• Stored rows:
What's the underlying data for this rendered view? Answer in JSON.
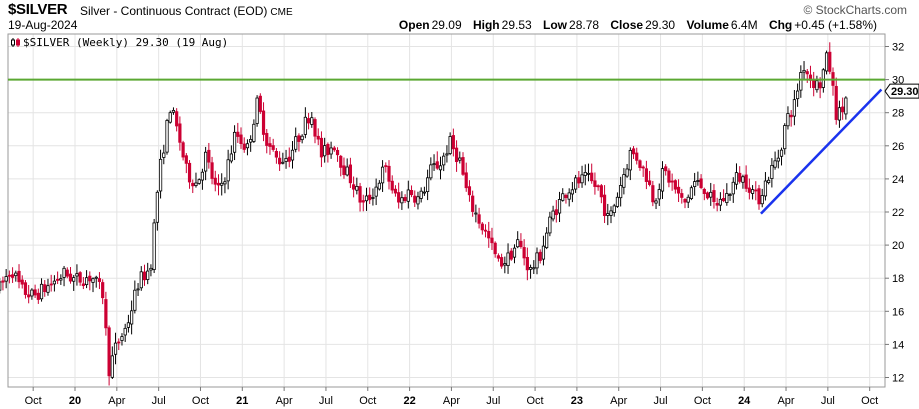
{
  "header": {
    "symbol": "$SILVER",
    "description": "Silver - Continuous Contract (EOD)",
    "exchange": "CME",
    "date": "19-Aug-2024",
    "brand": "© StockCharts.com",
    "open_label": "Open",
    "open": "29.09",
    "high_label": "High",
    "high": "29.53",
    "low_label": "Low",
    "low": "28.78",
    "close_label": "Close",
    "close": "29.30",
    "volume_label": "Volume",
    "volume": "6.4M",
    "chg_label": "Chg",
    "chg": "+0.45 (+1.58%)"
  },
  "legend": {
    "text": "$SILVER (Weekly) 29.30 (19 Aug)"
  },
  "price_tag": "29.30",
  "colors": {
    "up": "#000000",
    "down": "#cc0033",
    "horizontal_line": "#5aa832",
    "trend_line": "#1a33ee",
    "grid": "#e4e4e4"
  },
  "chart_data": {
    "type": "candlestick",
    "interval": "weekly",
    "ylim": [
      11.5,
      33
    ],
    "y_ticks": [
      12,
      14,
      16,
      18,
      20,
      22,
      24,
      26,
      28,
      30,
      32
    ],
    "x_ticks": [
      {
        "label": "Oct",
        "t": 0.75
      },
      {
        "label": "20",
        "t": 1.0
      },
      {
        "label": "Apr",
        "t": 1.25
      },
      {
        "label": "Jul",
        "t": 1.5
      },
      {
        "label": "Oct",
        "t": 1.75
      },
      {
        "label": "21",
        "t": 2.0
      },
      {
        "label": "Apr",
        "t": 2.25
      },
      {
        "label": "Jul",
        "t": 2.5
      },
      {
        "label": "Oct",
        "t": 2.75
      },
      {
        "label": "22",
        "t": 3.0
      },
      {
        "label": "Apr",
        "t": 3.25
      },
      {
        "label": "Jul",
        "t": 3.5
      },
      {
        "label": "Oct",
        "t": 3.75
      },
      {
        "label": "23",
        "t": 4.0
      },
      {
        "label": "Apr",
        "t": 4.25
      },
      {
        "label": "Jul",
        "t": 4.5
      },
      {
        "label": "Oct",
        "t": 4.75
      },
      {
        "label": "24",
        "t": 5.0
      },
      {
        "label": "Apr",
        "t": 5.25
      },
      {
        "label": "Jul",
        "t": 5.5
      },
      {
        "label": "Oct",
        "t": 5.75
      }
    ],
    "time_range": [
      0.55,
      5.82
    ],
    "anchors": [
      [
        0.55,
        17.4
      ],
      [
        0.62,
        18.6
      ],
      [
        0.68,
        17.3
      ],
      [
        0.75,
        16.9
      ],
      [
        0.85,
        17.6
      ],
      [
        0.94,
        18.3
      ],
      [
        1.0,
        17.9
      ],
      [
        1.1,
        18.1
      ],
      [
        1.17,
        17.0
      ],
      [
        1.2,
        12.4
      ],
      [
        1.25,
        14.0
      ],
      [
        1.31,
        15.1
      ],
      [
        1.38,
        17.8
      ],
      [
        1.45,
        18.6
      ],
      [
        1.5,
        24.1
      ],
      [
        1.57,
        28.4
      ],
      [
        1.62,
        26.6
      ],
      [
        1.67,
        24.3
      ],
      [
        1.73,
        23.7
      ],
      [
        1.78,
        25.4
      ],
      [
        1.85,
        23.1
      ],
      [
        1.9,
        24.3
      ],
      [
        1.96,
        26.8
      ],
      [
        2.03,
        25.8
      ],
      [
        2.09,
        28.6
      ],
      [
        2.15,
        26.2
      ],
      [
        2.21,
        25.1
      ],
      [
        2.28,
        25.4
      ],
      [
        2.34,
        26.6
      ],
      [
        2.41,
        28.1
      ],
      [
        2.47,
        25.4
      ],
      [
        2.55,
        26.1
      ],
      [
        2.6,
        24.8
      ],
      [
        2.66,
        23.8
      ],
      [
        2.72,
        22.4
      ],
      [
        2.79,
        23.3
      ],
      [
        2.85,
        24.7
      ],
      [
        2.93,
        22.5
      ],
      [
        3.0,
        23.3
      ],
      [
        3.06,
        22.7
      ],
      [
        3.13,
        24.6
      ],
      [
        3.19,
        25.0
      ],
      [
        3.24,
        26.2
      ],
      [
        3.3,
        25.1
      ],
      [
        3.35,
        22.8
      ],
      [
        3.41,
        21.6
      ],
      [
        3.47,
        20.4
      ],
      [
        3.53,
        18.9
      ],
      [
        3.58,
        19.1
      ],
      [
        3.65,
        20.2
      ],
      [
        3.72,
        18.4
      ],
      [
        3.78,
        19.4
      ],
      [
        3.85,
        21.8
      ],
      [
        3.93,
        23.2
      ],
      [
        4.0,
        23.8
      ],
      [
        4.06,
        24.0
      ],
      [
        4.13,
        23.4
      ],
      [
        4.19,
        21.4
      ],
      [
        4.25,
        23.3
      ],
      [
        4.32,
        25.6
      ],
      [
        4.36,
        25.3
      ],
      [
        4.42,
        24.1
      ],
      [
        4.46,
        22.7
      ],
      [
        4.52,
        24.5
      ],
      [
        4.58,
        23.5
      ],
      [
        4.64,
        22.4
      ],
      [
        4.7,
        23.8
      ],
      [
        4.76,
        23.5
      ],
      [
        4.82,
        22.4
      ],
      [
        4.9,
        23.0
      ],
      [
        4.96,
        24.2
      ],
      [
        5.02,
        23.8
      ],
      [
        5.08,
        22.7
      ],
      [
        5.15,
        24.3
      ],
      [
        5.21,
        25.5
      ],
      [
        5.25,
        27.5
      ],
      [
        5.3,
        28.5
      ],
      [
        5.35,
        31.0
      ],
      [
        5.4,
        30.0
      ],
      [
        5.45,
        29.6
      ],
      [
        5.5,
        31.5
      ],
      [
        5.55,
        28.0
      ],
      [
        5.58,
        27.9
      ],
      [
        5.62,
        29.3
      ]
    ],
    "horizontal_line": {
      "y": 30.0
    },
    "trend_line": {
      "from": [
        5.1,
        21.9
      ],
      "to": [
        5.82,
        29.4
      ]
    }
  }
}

• Short problem: Each record above should be copied character for character, with pictures dropped.

• Solution for this problem:
What's the underlying data for this rendered view? Answer in JSON.
{
  "header": {
    "symbol": "$SILVER",
    "description": "Silver - Continuous Contract (EOD)",
    "exchange": "CME",
    "date": "19-Aug-2024",
    "brand": "© StockCharts.com",
    "open_label": "Open",
    "open": "29.09",
    "high_label": "High",
    "high": "29.53",
    "low_label": "Low",
    "low": "28.78",
    "close_label": "Close",
    "close": "29.30",
    "volume_label": "Volume",
    "volume": "6.4M",
    "chg_label": "Chg",
    "chg": "+0.45 (+1.58%)"
  },
  "legend": {
    "text": "$SILVER (Weekly) 29.30 (19 Aug)"
  },
  "price_tag": "29.30",
  "colors": {
    "up": "#000000",
    "down": "#cc0033",
    "horizontal_line": "#5aa832",
    "trend_line": "#1a33ee",
    "grid": "#e4e4e4"
  },
  "chart_data": {
    "type": "candlestick",
    "interval": "weekly",
    "ylim": [
      11.5,
      33
    ],
    "y_ticks": [
      12,
      14,
      16,
      18,
      20,
      22,
      24,
      26,
      28,
      30,
      32
    ],
    "x_ticks": [
      {
        "label": "Oct",
        "t": 0.75
      },
      {
        "label": "20",
        "t": 1.0
      },
      {
        "label": "Apr",
        "t": 1.25
      },
      {
        "label": "Jul",
        "t": 1.5
      },
      {
        "label": "Oct",
        "t": 1.75
      },
      {
        "label": "21",
        "t": 2.0
      },
      {
        "label": "Apr",
        "t": 2.25
      },
      {
        "label": "Jul",
        "t": 2.5
      },
      {
        "label": "Oct",
        "t": 2.75
      },
      {
        "label": "22",
        "t": 3.0
      },
      {
        "label": "Apr",
        "t": 3.25
      },
      {
        "label": "Jul",
        "t": 3.5
      },
      {
        "label": "Oct",
        "t": 3.75
      },
      {
        "label": "23",
        "t": 4.0
      },
      {
        "label": "Apr",
        "t": 4.25
      },
      {
        "label": "Jul",
        "t": 4.5
      },
      {
        "label": "Oct",
        "t": 4.75
      },
      {
        "label": "24",
        "t": 5.0
      },
      {
        "label": "Apr",
        "t": 5.25
      },
      {
        "label": "Jul",
        "t": 5.5
      },
      {
        "label": "Oct",
        "t": 5.75
      }
    ],
    "time_range": [
      0.55,
      5.82
    ],
    "anchors": [
      [
        0.55,
        17.4
      ],
      [
        0.62,
        18.6
      ],
      [
        0.68,
        17.3
      ],
      [
        0.75,
        16.9
      ],
      [
        0.85,
        17.6
      ],
      [
        0.94,
        18.3
      ],
      [
        1.0,
        17.9
      ],
      [
        1.1,
        18.1
      ],
      [
        1.17,
        17.0
      ],
      [
        1.2,
        12.4
      ],
      [
        1.25,
        14.0
      ],
      [
        1.31,
        15.1
      ],
      [
        1.38,
        17.8
      ],
      [
        1.45,
        18.6
      ],
      [
        1.5,
        24.1
      ],
      [
        1.57,
        28.4
      ],
      [
        1.62,
        26.6
      ],
      [
        1.67,
        24.3
      ],
      [
        1.73,
        23.7
      ],
      [
        1.78,
        25.4
      ],
      [
        1.85,
        23.1
      ],
      [
        1.9,
        24.3
      ],
      [
        1.96,
        26.8
      ],
      [
        2.03,
        25.8
      ],
      [
        2.09,
        28.6
      ],
      [
        2.15,
        26.2
      ],
      [
        2.21,
        25.1
      ],
      [
        2.28,
        25.4
      ],
      [
        2.34,
        26.6
      ],
      [
        2.41,
        28.1
      ],
      [
        2.47,
        25.4
      ],
      [
        2.55,
        26.1
      ],
      [
        2.6,
        24.8
      ],
      [
        2.66,
        23.8
      ],
      [
        2.72,
        22.4
      ],
      [
        2.79,
        23.3
      ],
      [
        2.85,
        24.7
      ],
      [
        2.93,
        22.5
      ],
      [
        3.0,
        23.3
      ],
      [
        3.06,
        22.7
      ],
      [
        3.13,
        24.6
      ],
      [
        3.19,
        25.0
      ],
      [
        3.24,
        26.2
      ],
      [
        3.3,
        25.1
      ],
      [
        3.35,
        22.8
      ],
      [
        3.41,
        21.6
      ],
      [
        3.47,
        20.4
      ],
      [
        3.53,
        18.9
      ],
      [
        3.58,
        19.1
      ],
      [
        3.65,
        20.2
      ],
      [
        3.72,
        18.4
      ],
      [
        3.78,
        19.4
      ],
      [
        3.85,
        21.8
      ],
      [
        3.93,
        23.2
      ],
      [
        4.0,
        23.8
      ],
      [
        4.06,
        24.0
      ],
      [
        4.13,
        23.4
      ],
      [
        4.19,
        21.4
      ],
      [
        4.25,
        23.3
      ],
      [
        4.32,
        25.6
      ],
      [
        4.36,
        25.3
      ],
      [
        4.42,
        24.1
      ],
      [
        4.46,
        22.7
      ],
      [
        4.52,
        24.5
      ],
      [
        4.58,
        23.5
      ],
      [
        4.64,
        22.4
      ],
      [
        4.7,
        23.8
      ],
      [
        4.76,
        23.5
      ],
      [
        4.82,
        22.4
      ],
      [
        4.9,
        23.0
      ],
      [
        4.96,
        24.2
      ],
      [
        5.02,
        23.8
      ],
      [
        5.08,
        22.7
      ],
      [
        5.15,
        24.3
      ],
      [
        5.21,
        25.5
      ],
      [
        5.25,
        27.5
      ],
      [
        5.3,
        28.5
      ],
      [
        5.35,
        31.0
      ],
      [
        5.4,
        30.0
      ],
      [
        5.45,
        29.6
      ],
      [
        5.5,
        31.5
      ],
      [
        5.55,
        28.0
      ],
      [
        5.58,
        27.9
      ],
      [
        5.62,
        29.3
      ]
    ],
    "horizontal_line": {
      "y": 30.0
    },
    "trend_line": {
      "from": [
        5.1,
        21.9
      ],
      "to": [
        5.82,
        29.4
      ]
    }
  }
}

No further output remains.